◆ **EXERCISE AIM**: Print each line exactly as it is given.

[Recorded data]
++++++++++++++++++++

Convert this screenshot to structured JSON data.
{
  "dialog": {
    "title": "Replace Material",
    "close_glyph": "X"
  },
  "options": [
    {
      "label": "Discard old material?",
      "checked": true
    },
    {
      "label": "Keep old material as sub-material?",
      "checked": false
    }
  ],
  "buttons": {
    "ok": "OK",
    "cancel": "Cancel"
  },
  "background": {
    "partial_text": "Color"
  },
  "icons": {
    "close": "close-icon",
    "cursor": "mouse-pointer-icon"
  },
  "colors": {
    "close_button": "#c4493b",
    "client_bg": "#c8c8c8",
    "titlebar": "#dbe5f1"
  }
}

++++++++++++++++++++

◆ **THE OUTPUT**:
Convert this screenshot to structured JSON data.
{
  "dialog": {
    "title": "Replace Material",
    "close_glyph": "X"
  },
  "options": [
    {
      "label": "Discard old material?",
      "checked": true
    },
    {
      "label": "Keep old material as sub-material?",
      "checked": false
    }
  ],
  "buttons": {
    "ok": "OK",
    "cancel": "Cancel"
  },
  "background": {
    "partial_text": "Color"
  },
  "icons": {
    "close": "close-icon",
    "cursor": "mouse-pointer-icon"
  },
  "colors": {
    "close_button": "#c4493b",
    "client_bg": "#c8c8c8",
    "titlebar": "#dbe5f1"
  }
}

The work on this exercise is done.